_WHAT YOU NEED TO DO_
In the lines below, how many hold the word "Festes"? Answer only with the number.
=== EXCERPTED DATA ===
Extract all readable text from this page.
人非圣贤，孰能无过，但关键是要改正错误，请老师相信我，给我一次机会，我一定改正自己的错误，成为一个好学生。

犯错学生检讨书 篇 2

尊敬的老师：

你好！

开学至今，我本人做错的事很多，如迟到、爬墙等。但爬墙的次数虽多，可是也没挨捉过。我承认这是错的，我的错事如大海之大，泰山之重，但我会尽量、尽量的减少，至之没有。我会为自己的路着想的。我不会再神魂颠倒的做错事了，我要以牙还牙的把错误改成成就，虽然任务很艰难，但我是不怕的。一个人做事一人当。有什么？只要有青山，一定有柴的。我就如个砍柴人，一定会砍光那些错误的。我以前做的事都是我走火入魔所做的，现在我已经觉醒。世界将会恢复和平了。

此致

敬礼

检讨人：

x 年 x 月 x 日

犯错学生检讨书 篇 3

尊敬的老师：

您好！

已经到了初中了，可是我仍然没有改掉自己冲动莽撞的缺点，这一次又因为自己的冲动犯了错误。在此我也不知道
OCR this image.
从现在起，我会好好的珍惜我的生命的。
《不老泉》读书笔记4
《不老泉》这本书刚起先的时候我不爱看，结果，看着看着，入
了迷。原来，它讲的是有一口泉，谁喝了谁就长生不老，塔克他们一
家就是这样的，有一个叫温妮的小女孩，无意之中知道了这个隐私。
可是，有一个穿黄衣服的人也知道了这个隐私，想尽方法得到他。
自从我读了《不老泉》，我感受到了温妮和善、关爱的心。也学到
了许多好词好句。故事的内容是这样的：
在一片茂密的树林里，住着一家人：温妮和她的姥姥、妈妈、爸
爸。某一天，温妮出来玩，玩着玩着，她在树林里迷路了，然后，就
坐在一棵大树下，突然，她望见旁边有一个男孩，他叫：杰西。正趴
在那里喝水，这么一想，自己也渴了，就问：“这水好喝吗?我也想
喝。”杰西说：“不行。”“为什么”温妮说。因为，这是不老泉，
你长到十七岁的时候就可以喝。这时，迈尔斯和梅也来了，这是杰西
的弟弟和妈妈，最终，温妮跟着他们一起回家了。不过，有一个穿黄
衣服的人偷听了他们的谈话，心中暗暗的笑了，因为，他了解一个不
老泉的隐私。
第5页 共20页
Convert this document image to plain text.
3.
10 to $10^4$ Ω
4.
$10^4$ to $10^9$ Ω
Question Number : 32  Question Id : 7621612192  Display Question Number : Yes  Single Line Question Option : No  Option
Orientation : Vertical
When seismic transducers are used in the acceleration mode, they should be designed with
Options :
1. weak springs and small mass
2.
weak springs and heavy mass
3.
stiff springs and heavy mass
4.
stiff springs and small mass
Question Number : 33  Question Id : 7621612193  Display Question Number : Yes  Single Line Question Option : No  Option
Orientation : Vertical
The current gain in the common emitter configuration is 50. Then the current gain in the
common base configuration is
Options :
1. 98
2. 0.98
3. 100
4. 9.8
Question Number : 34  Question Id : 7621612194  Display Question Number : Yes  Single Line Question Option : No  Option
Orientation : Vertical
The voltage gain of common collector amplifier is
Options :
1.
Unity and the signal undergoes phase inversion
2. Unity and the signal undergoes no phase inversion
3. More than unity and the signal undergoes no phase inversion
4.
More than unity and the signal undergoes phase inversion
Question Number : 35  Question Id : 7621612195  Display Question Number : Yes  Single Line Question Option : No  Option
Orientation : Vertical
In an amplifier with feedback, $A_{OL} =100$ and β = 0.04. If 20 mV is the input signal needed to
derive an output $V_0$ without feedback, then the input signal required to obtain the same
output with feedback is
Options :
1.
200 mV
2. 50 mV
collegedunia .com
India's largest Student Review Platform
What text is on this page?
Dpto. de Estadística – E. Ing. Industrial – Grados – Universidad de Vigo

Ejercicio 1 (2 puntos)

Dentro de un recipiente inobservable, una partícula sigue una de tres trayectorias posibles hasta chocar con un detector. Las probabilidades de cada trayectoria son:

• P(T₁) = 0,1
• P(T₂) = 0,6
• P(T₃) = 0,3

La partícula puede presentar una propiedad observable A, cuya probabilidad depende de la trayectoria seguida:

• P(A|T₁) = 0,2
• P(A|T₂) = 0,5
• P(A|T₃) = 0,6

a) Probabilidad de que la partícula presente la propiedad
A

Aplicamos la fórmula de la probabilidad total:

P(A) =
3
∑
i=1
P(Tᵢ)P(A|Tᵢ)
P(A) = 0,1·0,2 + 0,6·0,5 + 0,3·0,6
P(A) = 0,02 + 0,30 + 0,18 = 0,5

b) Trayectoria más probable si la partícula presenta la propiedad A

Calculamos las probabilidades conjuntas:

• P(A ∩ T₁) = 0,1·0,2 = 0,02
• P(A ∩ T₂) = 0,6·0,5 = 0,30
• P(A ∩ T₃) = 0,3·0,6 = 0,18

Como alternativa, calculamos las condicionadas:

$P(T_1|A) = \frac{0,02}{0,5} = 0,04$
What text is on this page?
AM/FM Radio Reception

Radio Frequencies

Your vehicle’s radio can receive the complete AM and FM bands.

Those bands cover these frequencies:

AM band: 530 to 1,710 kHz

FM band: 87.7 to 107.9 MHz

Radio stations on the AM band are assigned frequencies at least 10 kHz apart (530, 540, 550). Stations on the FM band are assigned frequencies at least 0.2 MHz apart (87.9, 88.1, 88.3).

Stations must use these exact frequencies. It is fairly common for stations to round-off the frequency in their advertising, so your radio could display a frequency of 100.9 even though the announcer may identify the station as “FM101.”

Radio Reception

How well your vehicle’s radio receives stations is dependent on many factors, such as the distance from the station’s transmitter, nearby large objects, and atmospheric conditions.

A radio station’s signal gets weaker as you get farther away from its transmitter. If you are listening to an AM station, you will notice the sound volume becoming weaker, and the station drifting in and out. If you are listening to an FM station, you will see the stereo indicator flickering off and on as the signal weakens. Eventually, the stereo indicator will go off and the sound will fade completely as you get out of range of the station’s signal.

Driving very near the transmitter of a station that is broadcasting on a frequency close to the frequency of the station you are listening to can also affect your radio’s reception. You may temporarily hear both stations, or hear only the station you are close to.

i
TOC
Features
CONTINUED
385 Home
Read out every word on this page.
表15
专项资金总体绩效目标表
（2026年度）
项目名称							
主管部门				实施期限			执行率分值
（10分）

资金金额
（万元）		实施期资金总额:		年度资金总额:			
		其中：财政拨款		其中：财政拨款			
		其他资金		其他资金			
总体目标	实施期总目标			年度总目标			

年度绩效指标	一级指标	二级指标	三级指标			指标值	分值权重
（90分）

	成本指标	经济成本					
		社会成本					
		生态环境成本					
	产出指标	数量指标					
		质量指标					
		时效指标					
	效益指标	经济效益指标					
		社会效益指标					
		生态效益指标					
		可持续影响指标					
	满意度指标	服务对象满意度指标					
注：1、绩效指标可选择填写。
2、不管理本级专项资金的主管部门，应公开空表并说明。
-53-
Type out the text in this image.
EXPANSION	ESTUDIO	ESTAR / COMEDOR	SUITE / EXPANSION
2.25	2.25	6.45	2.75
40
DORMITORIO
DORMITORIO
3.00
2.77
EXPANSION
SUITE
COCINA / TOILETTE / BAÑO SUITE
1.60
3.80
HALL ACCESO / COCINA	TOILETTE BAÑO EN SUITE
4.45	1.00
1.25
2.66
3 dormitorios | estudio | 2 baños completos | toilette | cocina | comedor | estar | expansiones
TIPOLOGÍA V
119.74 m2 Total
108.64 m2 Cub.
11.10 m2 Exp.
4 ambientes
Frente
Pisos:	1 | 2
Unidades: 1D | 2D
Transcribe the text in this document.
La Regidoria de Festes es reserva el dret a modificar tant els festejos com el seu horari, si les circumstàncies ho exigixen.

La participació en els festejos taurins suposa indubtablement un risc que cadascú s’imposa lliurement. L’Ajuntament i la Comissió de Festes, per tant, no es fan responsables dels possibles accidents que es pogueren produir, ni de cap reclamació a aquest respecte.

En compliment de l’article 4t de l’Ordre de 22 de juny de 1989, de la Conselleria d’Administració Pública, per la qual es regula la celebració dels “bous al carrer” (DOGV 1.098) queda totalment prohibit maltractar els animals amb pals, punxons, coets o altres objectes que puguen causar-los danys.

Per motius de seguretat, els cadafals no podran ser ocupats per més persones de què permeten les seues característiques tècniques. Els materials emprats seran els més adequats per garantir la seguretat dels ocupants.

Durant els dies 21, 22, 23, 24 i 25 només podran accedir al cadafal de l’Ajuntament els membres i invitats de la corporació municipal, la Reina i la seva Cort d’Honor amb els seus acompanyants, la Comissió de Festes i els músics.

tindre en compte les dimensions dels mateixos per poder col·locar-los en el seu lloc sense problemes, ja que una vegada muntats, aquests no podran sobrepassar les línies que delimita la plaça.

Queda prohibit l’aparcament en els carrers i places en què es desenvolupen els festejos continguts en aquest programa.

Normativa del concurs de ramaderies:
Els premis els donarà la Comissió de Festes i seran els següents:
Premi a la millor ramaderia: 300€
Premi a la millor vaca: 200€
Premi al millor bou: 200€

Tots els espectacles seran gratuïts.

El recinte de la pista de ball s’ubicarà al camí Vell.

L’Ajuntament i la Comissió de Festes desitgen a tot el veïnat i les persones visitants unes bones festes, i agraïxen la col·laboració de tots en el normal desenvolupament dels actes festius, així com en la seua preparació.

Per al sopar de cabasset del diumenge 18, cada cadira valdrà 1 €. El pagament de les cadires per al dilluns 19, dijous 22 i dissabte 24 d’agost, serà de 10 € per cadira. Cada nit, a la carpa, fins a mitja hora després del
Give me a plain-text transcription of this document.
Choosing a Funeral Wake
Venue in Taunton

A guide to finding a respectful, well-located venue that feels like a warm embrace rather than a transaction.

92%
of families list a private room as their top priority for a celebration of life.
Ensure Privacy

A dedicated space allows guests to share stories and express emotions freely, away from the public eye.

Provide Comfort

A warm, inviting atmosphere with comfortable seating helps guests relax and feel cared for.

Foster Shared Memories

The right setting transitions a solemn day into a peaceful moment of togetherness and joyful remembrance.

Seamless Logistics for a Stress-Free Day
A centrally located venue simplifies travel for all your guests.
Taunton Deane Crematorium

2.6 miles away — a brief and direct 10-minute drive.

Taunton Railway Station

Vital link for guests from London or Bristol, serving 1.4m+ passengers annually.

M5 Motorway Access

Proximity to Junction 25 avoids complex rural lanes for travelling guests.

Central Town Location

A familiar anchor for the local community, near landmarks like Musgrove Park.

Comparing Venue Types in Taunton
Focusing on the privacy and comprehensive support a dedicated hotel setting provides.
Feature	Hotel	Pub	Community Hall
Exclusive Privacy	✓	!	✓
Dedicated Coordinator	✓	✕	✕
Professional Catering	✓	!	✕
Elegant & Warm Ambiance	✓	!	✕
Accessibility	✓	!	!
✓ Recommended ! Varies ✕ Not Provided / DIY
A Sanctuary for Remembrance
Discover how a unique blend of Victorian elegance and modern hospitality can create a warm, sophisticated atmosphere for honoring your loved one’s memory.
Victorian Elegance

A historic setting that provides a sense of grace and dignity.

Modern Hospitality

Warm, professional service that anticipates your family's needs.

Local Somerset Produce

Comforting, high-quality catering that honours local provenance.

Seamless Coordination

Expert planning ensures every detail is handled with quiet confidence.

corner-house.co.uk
===
_RESULT OF THIS TASK_
5